*DO THIS*. Will you quote all of the entries, word for word?

*INPUT ROWS*.
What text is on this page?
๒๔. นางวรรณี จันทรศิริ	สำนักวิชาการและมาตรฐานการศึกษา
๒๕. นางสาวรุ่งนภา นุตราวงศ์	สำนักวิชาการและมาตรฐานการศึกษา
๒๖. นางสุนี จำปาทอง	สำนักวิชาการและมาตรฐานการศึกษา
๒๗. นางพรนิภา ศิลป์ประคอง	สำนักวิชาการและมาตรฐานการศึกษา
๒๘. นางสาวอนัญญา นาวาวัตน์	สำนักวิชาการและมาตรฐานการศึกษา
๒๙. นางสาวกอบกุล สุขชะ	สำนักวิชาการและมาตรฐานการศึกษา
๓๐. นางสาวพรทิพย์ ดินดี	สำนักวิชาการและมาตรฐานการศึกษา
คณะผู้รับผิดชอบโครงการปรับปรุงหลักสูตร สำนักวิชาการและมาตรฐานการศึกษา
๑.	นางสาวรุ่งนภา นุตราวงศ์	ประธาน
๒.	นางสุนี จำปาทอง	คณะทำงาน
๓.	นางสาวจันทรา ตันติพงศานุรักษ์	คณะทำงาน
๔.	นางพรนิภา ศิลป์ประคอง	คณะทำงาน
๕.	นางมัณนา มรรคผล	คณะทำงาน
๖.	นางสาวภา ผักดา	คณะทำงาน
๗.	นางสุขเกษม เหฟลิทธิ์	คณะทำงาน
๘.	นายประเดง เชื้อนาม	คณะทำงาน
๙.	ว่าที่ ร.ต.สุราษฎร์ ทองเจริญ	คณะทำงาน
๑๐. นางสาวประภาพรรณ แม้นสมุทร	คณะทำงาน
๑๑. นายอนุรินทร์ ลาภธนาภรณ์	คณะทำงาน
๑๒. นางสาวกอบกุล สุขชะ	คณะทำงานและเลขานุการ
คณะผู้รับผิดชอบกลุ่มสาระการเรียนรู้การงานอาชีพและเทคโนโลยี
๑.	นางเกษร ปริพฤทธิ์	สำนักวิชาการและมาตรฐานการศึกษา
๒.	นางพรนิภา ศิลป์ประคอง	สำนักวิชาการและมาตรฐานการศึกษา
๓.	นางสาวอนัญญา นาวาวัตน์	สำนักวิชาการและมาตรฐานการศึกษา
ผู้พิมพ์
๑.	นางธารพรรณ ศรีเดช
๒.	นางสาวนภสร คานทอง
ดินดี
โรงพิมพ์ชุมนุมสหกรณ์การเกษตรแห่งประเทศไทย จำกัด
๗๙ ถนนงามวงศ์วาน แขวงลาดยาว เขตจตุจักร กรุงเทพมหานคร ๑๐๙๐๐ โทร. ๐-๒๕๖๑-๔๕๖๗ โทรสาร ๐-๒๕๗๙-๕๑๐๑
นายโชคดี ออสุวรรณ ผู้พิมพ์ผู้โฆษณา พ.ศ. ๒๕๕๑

*WRITTEN RESPONSE*.
What text is on this page?
๒๔. นางวรรณี จันทรศิริ	สำนักวิชาการและมาตรฐานการศึกษา
๒๕. นางสาวรุ่งนภา นุตราวงศ์	สำนักวิชาการและมาตรฐานการศึกษา
๒๖. นางสุนี จำปาทอง	สำนักวิชาการและมาตรฐานการศึกษา
๒๗. นางพรนิภา ศิลป์ประคอง	สำนักวิชาการและมาตรฐานการศึกษา
๒๘. นางสาวอนัญญา นาวาวัตน์	สำนักวิชาการและมาตรฐานการศึกษา
๒๙. นางสาวกอบกุล สุขชะ	สำนักวิชาการและมาตรฐานการศึกษา
๓๐. นางสาวพรทิพย์ ดินดี	สำนักวิชาการและมาตรฐานการศึกษา
คณะผู้รับผิดชอบโครงการปรับปรุงหลักสูตร สำนักวิชาการและมาตรฐานการศึกษา
๑.	นางสาวรุ่งนภา นุตราวงศ์	ประธาน
๒.	นางสุนี จำปาทอง	คณะทำงาน
๓.	นางสาวจันทรา ตันติพงศานุรักษ์	คณะทำงาน
๔.	นางพรนิภา ศิลป์ประคอง	คณะทำงาน
๕.	นางมัณนา มรรคผล	คณะทำงาน
๖.	นางสาวภา ผักดา	คณะทำงาน
๗.	นางสุขเกษม เหฟลิทธิ์	คณะทำงาน
๘.	นายประเดง เชื้อนาม	คณะทำงาน
๙.	ว่าที่ ร.ต.สุราษฎร์ ทองเจริญ	คณะทำงาน
๑๐. นางสาวประภาพรรณ แม้นสมุทร	คณะทำงาน
๑๑. นายอนุรินทร์ ลาภธนาภรณ์	คณะทำงาน
๑๒. นางสาวกอบกุล สุขชะ	คณะทำงานและเลขานุการ
คณะผู้รับผิดชอบกลุ่มสาระการเรียนรู้การงานอาชีพและเทคโนโลยี
๑.	นางเกษร ปริพฤทธิ์	สำนักวิชาการและมาตรฐานการศึกษา
๒.	นางพรนิภา ศิลป์ประคอง	สำนักวิชาการและมาตรฐานการศึกษา
๓.	นางสาวอนัญญา นาวาวัตน์	สำนักวิชาการและมาตรฐานการศึกษา
ผู้พิมพ์
๑.	นางธารพรรณ ศรีเดช
๒.	นางสาวนภสร คานทอง
ดินดี
โรงพิมพ์ชุมนุมสหกรณ์การเกษตรแห่งประเทศไทย จำกัด
๗๙ ถนนงามวงศ์วาน แขวงลาดยาว เขตจตุจักร กรุงเทพมหานคร ๑๐๙๐๐ โทร. ๐-๒๕๖๑-๔๕๖๗ โทรสาร ๐-๒๕๗๙-๕๑๐๑
นายโชคดี ออสุวรรณ ผู้พิมพ์ผู้โฆษณา พ.ศ. ๒๕๕๑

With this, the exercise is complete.